How to Video like a LinkedIn Ninja - and did video really kill the LinkedIn star?
When I first started videoing, I was 🤮 dreadful.
Not just a little bit awful; I was truly catastrophic.
So much so that -
I'd do 10–20 takes to get one short clip
I'd be umming, ahhing and stumbling over words that normally came easily plus
I'd often forget my place right at the killer point and have to start again.
Most of those initial clips never saw the light of day! And here's hoping they never will 🤣😂🤭
So, how did so many other people look so good, so fast? I couldn’t work it out and this kept me second guessing myself.
When LinkedIn launched video, it seemed like everyone jumped on the band wagon, and with recent technology advancements, video is far easier and quicker to produce than writing a blog.
According to research, on average, users spend around 5–6 hours consuming video content daily (yes, you read that right). Plus this figure is only set to increase, rapidly, as we become more time poor, consuming content between the cracks of our professional and personal lives.
So what happened? What did I learn that made it easier and helped me get better?
Learning #1 - Stop trying to prove myself. I was trying to be too intellectual. This came from that deep seated worry that I'm not really good enough. I'm not unusual. Research and anecdotal evidence says that when women start their self-promotion game, we often try and over prove ourselves. Unfortunately, this came through on camera with me packing too much information in and using language that was far too academic. But once I pulled on my big girl pants, and dosed myself with a shot of confidence, I naturally did better ... and it shows.
Learning #2 - Stop trying to be perfect yet expect progress. I learned to give myself permission to be bad at the start and to respect the journey. Some things fall into place much easier with less of a learning curve but maybe not video. Just like learning to do a headstand, you wouldn’t expect to do one in your first yoga class.

Exercise goal - Please copy out the whole article on learning to make LinkedIn videos, word for word. The material that comes next is separate from the article.

(Data records)
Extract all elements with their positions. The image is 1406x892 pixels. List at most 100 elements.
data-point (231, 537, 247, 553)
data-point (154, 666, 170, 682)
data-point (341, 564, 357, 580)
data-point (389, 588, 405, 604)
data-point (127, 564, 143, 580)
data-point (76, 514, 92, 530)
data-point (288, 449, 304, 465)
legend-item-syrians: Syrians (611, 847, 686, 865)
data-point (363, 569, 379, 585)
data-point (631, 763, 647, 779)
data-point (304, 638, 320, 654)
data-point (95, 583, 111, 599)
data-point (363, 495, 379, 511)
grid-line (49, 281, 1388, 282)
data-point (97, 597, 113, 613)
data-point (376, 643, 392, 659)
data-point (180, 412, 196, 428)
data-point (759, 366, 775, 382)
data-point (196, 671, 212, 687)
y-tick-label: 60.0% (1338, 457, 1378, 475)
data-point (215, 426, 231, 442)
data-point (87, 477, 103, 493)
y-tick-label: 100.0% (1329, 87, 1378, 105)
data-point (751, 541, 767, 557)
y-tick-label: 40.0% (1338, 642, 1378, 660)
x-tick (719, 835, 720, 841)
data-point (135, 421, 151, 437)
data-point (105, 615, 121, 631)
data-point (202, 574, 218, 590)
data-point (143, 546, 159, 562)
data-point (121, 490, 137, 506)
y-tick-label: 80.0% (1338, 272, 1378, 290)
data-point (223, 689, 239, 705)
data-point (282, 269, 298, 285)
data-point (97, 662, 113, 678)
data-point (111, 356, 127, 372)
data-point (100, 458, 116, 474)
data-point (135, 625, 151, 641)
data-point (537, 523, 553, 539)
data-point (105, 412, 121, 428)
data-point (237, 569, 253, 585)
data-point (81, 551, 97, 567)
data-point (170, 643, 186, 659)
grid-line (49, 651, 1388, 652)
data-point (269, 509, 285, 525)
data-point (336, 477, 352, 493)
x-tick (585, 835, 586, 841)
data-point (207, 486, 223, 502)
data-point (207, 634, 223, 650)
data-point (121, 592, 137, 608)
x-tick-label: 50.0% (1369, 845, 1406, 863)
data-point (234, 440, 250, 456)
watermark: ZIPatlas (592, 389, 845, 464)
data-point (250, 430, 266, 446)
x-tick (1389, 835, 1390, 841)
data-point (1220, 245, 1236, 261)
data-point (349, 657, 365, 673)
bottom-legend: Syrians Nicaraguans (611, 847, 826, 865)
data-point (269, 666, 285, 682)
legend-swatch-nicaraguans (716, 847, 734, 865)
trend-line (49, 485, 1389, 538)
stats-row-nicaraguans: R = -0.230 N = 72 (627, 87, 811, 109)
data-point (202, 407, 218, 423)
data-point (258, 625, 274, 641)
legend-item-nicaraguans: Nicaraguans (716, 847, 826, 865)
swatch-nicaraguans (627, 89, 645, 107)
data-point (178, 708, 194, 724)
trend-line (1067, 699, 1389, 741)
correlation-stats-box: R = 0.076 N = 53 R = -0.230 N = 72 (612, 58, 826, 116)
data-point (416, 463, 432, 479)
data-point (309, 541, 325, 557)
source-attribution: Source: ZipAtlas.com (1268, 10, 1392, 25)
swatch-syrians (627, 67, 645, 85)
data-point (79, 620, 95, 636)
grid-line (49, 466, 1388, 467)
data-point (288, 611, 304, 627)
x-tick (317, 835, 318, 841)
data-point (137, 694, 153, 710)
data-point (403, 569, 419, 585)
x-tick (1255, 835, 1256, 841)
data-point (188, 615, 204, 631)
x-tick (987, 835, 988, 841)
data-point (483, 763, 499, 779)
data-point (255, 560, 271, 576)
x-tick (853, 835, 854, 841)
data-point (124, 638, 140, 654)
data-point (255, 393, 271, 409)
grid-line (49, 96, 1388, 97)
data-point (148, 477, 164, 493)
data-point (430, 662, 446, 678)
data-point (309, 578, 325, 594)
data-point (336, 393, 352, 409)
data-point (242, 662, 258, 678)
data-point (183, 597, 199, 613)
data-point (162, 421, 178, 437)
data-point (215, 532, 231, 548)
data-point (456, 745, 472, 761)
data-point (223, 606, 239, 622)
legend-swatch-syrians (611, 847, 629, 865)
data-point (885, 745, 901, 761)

Completed exercise -
How to Video like a LinkedIn Ninja - and did video really kill the LinkedIn star?
When I first started videoing, I was 🤮 dreadful.
Not just a little bit awful; I was truly catastrophic.
So much so that -
I'd do 10–20 takes to get one short clip
I'd be umming, ahhing and stumbling over words that normally came easily plus
I'd often forget my place right at the killer point and have to start again.
Most of those initial clips never saw the light of day! And here's hoping they never will 🤣😂🤭
So, how did so many other people look so good, so fast? I couldn’t work it out and this kept me second guessing myself.
When LinkedIn launched video, it seemed like everyone jumped on the band wagon, and with recent technology advancements, video is far easier and quicker to produce than writing a blog.
According to research, on average, users spend around 5–6 hours consuming video content daily (yes, you read that right). Plus this figure is only set to increase, rapidly, as we become more time poor, consuming content between the cracks of our professional and personal lives.
So what happened? What did I learn that made it easier and helped me get better?
Learning #1 - Stop trying to prove myself. I was trying to be too intellectual. This came from that deep seated worry that I'm not really good enough. I'm not unusual. Research and anecdotal evidence says that when women start their self-promotion game, we often try and over prove ourselves. Unfortunately, this came through on camera with me packing too much information in and using language that was far too academic. But once I pulled on my big girl pants, and dosed myself with a shot of confidence, I naturally did better ... and it shows.
Learning #2 - Stop trying to be perfect yet expect progress. I learned to give myself permission to be bad at the start and to respect the journey. Some things fall into place much easier with less of a learning curve but maybe not video. Just like learning to do a headstand, you wouldn’t expect to do one in your first yoga class.